┌─ Record set

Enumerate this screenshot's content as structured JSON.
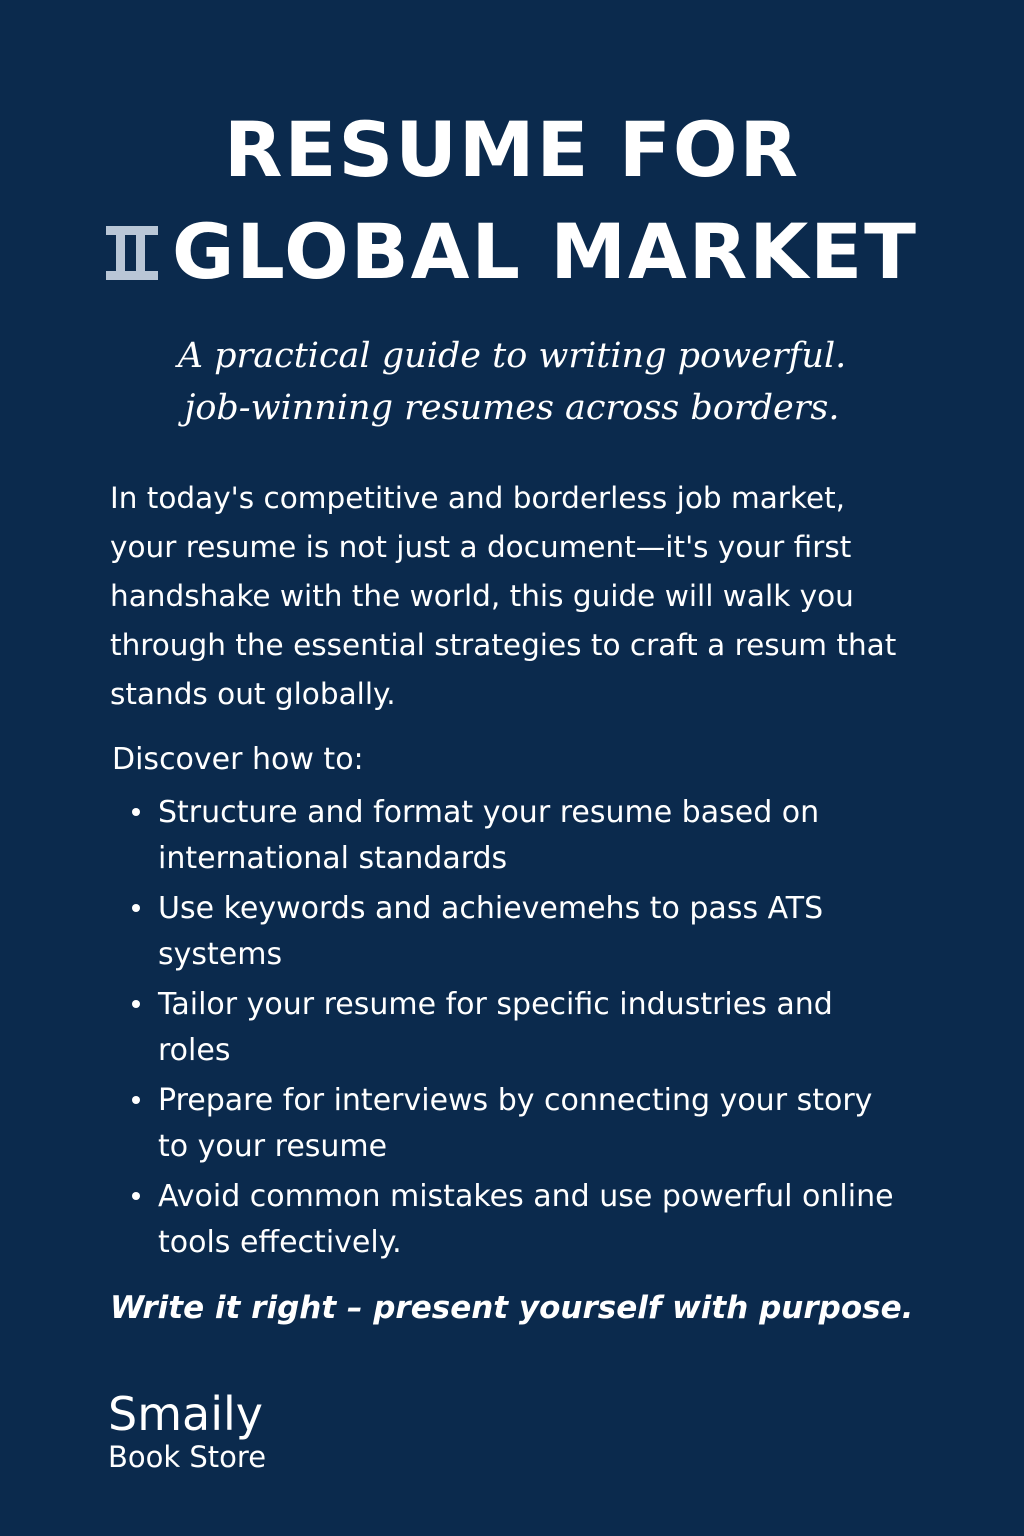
{
  "cover": {
    "title_line_1": "RESUME FOR",
    "title_line_2": "GLOBAL MARKET",
    "title_mark_icon": "pillar-logo-icon",
    "subtitle_line_1": "A practical guide to writing powerful.",
    "subtitle_line_2": "job-winning resumes across borders.",
    "intro": "In today's competitive and borderless job market, your resume is not just a document—it's your first handshake with the world, this guide will walk you through the essential strategies to craft a resum that stands out globally.",
    "discover_heading": "Discover how to:",
    "bullets": [
      "Structure and format your resume based on international standards",
      "Use keywords and achievemehs to pass ATS systems",
      "Tailor your resume for specific industries and roles",
      "Prepare for interviews by connecting your story to your resume",
      "Avoid common mistakes and use powerful online tools effectively."
    ],
    "tagline": "Write it right – present yourself with purpose.",
    "brand_name": "Smaily",
    "brand_sub": "Book Store"
  },
  "colors": {
    "background": "#0b2a4d",
    "text": "#ffffff",
    "mark": "#b9c6d6"
  }
}
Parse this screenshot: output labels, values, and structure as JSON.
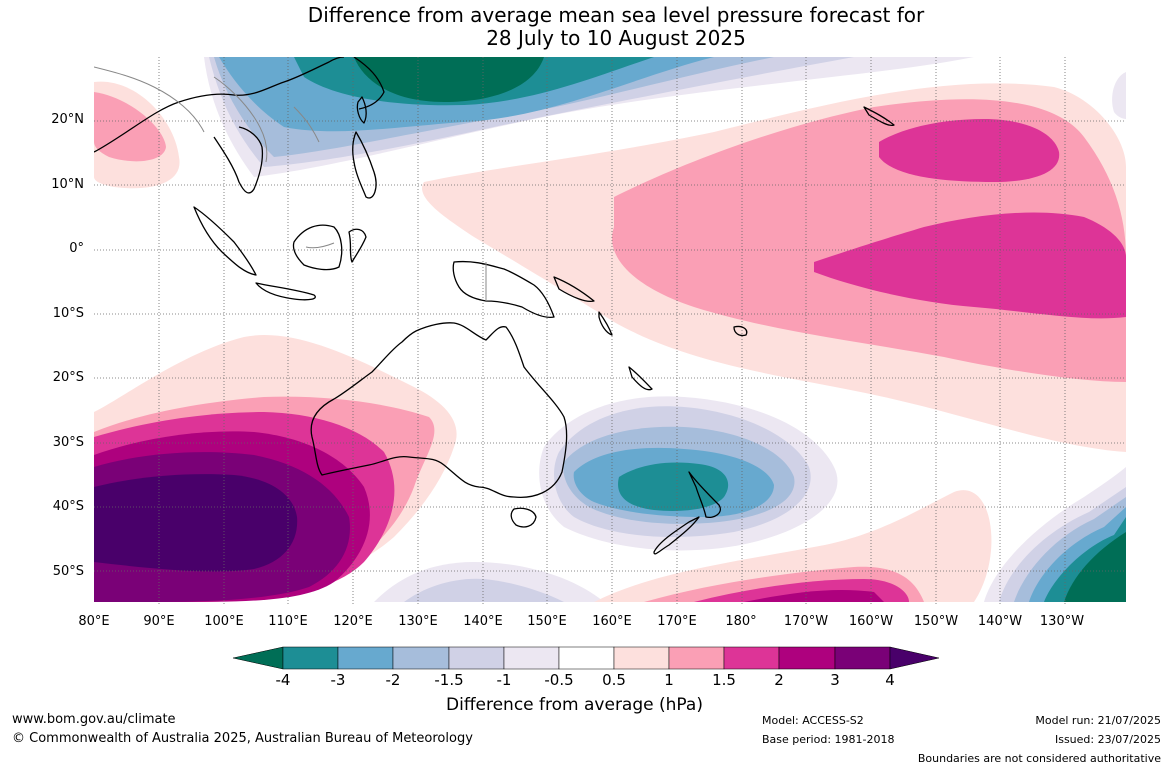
{
  "title_line1": "Difference from average mean sea level pressure forecast for",
  "title_line2": "28 July to 10 August 2025",
  "lat_labels": [
    "20°N",
    "10°N",
    "0°",
    "10°S",
    "20°S",
    "30°S",
    "40°S",
    "50°S"
  ],
  "lon_labels": [
    "80°E",
    "90°E",
    "100°E",
    "110°E",
    "120°E",
    "130°E",
    "140°E",
    "150°E",
    "160°E",
    "170°E",
    "180°",
    "170°W",
    "160°W",
    "150°W",
    "140°W",
    "130°W"
  ],
  "colorbar": {
    "title": "Difference from average (hPa)",
    "labels": [
      "-4",
      "-3",
      "-2",
      "-1.5",
      "-1",
      "-0.5",
      "0.5",
      "1",
      "1.5",
      "2",
      "3",
      "4"
    ],
    "colors": {
      "lt_-4": "#006e56",
      "-4_-3": "#1d8e95",
      "-3_-2": "#67a9cf",
      "-2_-1.5": "#a6bddb",
      "-1.5_-1": "#d0d1e6",
      "-1_-0.5": "#ece7f2",
      "-0.5_0.5": "#ffffff",
      "0.5_1": "#fde0dd",
      "1_1.5": "#fa9fb5",
      "1.5_2": "#dd3497",
      "2_3": "#ae017e",
      "3_4": "#7a0177",
      "gt_4": "#49006a"
    }
  },
  "footer": {
    "website": "www.bom.gov.au/climate",
    "copyright": "© Commonwealth of Australia 2025, Australian Bureau of Meteorology",
    "model": "Model: ACCESS-S2",
    "base_period": "Base period: 1981-2018",
    "model_run": "Model run: 21/07/2025",
    "issued": "Issued: 23/07/2025",
    "disclaimer": "Boundaries are not considered authoritative"
  }
}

└─

# To be done:
Set the listing down in full and exactly. Pictures within it should not appear in the copy.

# Exercise response:
Enumerate this screenshot's content as structured JSON.
{
  "cover": {
    "title_line_1": "RESUME FOR",
    "title_line_2": "GLOBAL MARKET",
    "title_mark_icon": "pillar-logo-icon",
    "subtitle_line_1": "A practical guide to writing powerful.",
    "subtitle_line_2": "job-winning resumes across borders.",
    "intro": "In today's competitive and borderless job market, your resume is not just a document—it's your first handshake with the world, this guide will walk you through the essential strategies to craft a resum that stands out globally.",
    "discover_heading": "Discover how to:",
    "bullets": [
      "Structure and format your resume based on international standards",
      "Use keywords and achievemehs to pass ATS systems",
      "Tailor your resume for specific industries and roles",
      "Prepare for interviews by connecting your story to your resume",
      "Avoid common mistakes and use powerful online tools effectively."
    ],
    "tagline": "Write it right – present yourself with purpose.",
    "brand_name": "Smaily",
    "brand_sub": "Book Store"
  },
  "colors": {
    "background": "#0b2a4d",
    "text": "#ffffff",
    "mark": "#b9c6d6"
  }
}
Parse this screenshot: output labels, values, and structure as JSON.
{
  "title_line1": "Difference from average mean sea level pressure forecast for",
  "title_line2": "28 July to 10 August 2025",
  "lat_labels": [
    "20°N",
    "10°N",
    "0°",
    "10°S",
    "20°S",
    "30°S",
    "40°S",
    "50°S"
  ],
  "lon_labels": [
    "80°E",
    "90°E",
    "100°E",
    "110°E",
    "120°E",
    "130°E",
    "140°E",
    "150°E",
    "160°E",
    "170°E",
    "180°",
    "170°W",
    "160°W",
    "150°W",
    "140°W",
    "130°W"
  ],
  "colorbar": {
    "title": "Difference from average (hPa)",
    "labels": [
      "-4",
      "-3",
      "-2",
      "-1.5",
      "-1",
      "-0.5",
      "0.5",
      "1",
      "1.5",
      "2",
      "3",
      "4"
    ],
    "colors": {
      "lt_-4": "#006e56",
      "-4_-3": "#1d8e95",
      "-3_-2": "#67a9cf",
      "-2_-1.5": "#a6bddb",
      "-1.5_-1": "#d0d1e6",
      "-1_-0.5": "#ece7f2",
      "-0.5_0.5": "#ffffff",
      "0.5_1": "#fde0dd",
      "1_1.5": "#fa9fb5",
      "1.5_2": "#dd3497",
      "2_3": "#ae017e",
      "3_4": "#7a0177",
      "gt_4": "#49006a"
    }
  },
  "footer": {
    "website": "www.bom.gov.au/climate",
    "copyright": "© Commonwealth of Australia 2025, Australian Bureau of Meteorology",
    "model": "Model: ACCESS-S2",
    "base_period": "Base period: 1981-2018",
    "model_run": "Model run: 21/07/2025",
    "issued": "Issued: 23/07/2025",
    "disclaimer": "Boundaries are not considered authoritative"
  }
}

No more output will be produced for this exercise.